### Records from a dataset
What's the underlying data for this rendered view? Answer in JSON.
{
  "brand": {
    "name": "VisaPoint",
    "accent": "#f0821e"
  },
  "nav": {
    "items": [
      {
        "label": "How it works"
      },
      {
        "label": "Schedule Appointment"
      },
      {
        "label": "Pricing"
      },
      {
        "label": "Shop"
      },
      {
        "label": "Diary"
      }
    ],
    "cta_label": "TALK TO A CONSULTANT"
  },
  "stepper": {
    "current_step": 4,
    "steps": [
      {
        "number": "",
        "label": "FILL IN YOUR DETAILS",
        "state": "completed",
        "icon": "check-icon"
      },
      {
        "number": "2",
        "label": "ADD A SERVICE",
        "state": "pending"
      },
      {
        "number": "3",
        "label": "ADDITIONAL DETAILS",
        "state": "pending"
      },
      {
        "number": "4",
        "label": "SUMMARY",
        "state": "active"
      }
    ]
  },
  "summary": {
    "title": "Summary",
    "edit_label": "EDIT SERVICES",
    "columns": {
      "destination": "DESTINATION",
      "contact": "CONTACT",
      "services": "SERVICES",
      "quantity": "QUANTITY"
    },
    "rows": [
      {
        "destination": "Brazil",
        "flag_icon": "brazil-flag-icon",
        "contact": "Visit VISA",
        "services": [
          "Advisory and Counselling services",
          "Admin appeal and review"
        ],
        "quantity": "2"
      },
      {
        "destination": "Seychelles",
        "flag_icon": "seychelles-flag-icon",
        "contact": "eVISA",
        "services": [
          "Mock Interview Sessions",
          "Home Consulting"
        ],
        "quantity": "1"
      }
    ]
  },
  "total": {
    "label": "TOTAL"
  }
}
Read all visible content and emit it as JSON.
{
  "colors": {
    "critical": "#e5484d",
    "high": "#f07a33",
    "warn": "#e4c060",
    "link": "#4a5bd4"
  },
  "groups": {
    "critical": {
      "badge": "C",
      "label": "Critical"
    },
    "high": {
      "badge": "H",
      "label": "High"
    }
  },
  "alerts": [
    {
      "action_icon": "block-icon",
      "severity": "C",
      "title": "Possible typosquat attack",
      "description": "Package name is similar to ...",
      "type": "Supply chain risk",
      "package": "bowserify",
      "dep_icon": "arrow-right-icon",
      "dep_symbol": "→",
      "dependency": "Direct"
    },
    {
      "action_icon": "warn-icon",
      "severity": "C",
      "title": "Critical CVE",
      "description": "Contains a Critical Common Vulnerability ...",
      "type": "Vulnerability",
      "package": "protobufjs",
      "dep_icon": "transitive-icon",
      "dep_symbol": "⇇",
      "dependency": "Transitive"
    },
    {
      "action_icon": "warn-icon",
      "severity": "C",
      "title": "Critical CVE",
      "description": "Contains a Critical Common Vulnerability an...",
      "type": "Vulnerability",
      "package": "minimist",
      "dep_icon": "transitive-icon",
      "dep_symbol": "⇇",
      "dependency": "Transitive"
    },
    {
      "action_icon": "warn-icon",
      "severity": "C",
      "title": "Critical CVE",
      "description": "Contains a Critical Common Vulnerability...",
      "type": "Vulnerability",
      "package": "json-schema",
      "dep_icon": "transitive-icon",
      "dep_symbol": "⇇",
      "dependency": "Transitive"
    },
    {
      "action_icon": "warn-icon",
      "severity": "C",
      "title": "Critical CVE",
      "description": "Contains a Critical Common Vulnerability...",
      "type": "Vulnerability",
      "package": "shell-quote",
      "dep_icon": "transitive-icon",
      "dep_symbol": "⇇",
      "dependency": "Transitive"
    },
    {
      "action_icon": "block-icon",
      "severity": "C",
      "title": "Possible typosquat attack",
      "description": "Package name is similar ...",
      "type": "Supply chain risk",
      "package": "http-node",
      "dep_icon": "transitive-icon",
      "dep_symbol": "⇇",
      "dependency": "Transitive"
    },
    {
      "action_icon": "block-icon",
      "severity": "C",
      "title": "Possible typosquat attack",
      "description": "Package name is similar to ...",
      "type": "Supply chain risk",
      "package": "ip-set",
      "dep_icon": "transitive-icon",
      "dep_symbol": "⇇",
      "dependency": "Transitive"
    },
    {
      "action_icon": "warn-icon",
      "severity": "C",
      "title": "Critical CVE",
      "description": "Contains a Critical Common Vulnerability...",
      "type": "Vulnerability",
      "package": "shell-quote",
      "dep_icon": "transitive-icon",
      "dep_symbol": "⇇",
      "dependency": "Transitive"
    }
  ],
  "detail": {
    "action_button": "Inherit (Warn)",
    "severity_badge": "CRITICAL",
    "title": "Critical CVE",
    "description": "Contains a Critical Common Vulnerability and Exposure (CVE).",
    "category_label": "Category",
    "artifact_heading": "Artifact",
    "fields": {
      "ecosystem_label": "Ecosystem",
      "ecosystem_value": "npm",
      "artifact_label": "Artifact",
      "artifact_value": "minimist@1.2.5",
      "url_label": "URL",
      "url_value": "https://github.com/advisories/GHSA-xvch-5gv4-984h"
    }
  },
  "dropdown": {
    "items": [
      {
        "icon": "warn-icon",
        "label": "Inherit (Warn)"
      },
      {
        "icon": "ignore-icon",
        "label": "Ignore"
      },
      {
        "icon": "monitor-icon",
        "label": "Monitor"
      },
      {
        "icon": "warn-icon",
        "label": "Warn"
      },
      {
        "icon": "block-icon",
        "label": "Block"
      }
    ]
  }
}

### Required work
Write the listing out again, exactly as shown above.

### Result of the exercise
What's the underlying data for this rendered view? Answer in JSON.
{
  "brand": {
    "name": "VisaPoint",
    "accent": "#f0821e"
  },
  "nav": {
    "items": [
      {
        "label": "How it works"
      },
      {
        "label": "Schedule Appointment"
      },
      {
        "label": "Pricing"
      },
      {
        "label": "Shop"
      },
      {
        "label": "Diary"
      }
    ],
    "cta_label": "TALK TO A CONSULTANT"
  },
  "stepper": {
    "current_step": 4,
    "steps": [
      {
        "number": "",
        "label": "FILL IN YOUR DETAILS",
        "state": "completed",
        "icon": "check-icon"
      },
      {
        "number": "2",
        "label": "ADD A SERVICE",
        "state": "pending"
      },
      {
        "number": "3",
        "label": "ADDITIONAL DETAILS",
        "state": "pending"
      },
      {
        "number": "4",
        "label": "SUMMARY",
        "state": "active"
      }
    ]
  },
  "summary": {
    "title": "Summary",
    "edit_label": "EDIT SERVICES",
    "columns": {
      "destination": "DESTINATION",
      "contact": "CONTACT",
      "services": "SERVICES",
      "quantity": "QUANTITY"
    },
    "rows": [
      {
        "destination": "Brazil",
        "flag_icon": "brazil-flag-icon",
        "contact": "Visit VISA",
        "services": [
          "Advisory and Counselling services",
          "Admin appeal and review"
        ],
        "quantity": "2"
      },
      {
        "destination": "Seychelles",
        "flag_icon": "seychelles-flag-icon",
        "contact": "eVISA",
        "services": [
          "Mock Interview Sessions",
          "Home Consulting"
        ],
        "quantity": "1"
      }
    ]
  },
  "total": {
    "label": "TOTAL"
  }
}
Read all visible content and emit it as JSON.
{
  "colors": {
    "critical": "#e5484d",
    "high": "#f07a33",
    "warn": "#e4c060",
    "link": "#4a5bd4"
  },
  "groups": {
    "critical": {
      "badge": "C",
      "label": "Critical"
    },
    "high": {
      "badge": "H",
      "label": "High"
    }
  },
  "alerts": [
    {
      "action_icon": "block-icon",
      "severity": "C",
      "title": "Possible typosquat attack",
      "description": "Package name is similar to ...",
      "type": "Supply chain risk",
      "package": "bowserify",
      "dep_icon": "arrow-right-icon",
      "dep_symbol": "→",
      "dependency": "Direct"
    },
    {
      "action_icon": "warn-icon",
      "severity": "C",
      "title": "Critical CVE",
      "description": "Contains a Critical Common Vulnerability ...",
      "type": "Vulnerability",
      "package": "protobufjs",
      "dep_icon": "transitive-icon",
      "dep_symbol": "⇇",
      "dependency": "Transitive"
    },
    {
      "action_icon": "warn-icon",
      "severity": "C",
      "title": "Critical CVE",
      "description": "Contains a Critical Common Vulnerability an...",
      "type": "Vulnerability",
      "package": "minimist",
      "dep_icon": "transitive-icon",
      "dep_symbol": "⇇",
      "dependency": "Transitive"
    },
    {
      "action_icon": "warn-icon",
      "severity": "C",
      "title": "Critical CVE",
      "description": "Contains a Critical Common Vulnerability...",
      "type": "Vulnerability",
      "package": "json-schema",
      "dep_icon": "transitive-icon",
      "dep_symbol": "⇇",
      "dependency": "Transitive"
    },
    {
      "action_icon": "warn-icon",
      "severity": "C",
      "title": "Critical CVE",
      "description": "Contains a Critical Common Vulnerability...",
      "type": "Vulnerability",
      "package": "shell-quote",
      "dep_icon": "transitive-icon",
      "dep_symbol": "⇇",
      "dependency": "Transitive"
    },
    {
      "action_icon": "block-icon",
      "severity": "C",
      "title": "Possible typosquat attack",
      "description": "Package name is similar ...",
      "type": "Supply chain risk",
      "package": "http-node",
      "dep_icon": "transitive-icon",
      "dep_symbol": "⇇",
      "dependency": "Transitive"
    },
    {
      "action_icon": "block-icon",
      "severity": "C",
      "title": "Possible typosquat attack",
      "description": "Package name is similar to ...",
      "type": "Supply chain risk",
      "package": "ip-set",
      "dep_icon": "transitive-icon",
      "dep_symbol": "⇇",
      "dependency": "Transitive"
    },
    {
      "action_icon": "warn-icon",
      "severity": "C",
      "title": "Critical CVE",
      "description": "Contains a Critical Common Vulnerability...",
      "type": "Vulnerability",
      "package": "shell-quote",
      "dep_icon": "transitive-icon",
      "dep_symbol": "⇇",
      "dependency": "Transitive"
    }
  ],
  "detail": {
    "action_button": "Inherit (Warn)",
    "severity_badge": "CRITICAL",
    "title": "Critical CVE",
    "description": "Contains a Critical Common Vulnerability and Exposure (CVE).",
    "category_label": "Category",
    "artifact_heading": "Artifact",
    "fields": {
      "ecosystem_label": "Ecosystem",
      "ecosystem_value": "npm",
      "artifact_label": "Artifact",
      "artifact_value": "minimist@1.2.5",
      "url_label": "URL",
      "url_value": "https://github.com/advisories/GHSA-xvch-5gv4-984h"
    }
  },
  "dropdown": {
    "items": [
      {
        "icon": "warn-icon",
        "label": "Inherit (Warn)"
      },
      {
        "icon": "ignore-icon",
        "label": "Ignore"
      },
      {
        "icon": "monitor-icon",
        "label": "Monitor"
      },
      {
        "icon": "warn-icon",
        "label": "Warn"
      },
      {
        "icon": "block-icon",
        "label": "Block"
      }
    ]
  }
}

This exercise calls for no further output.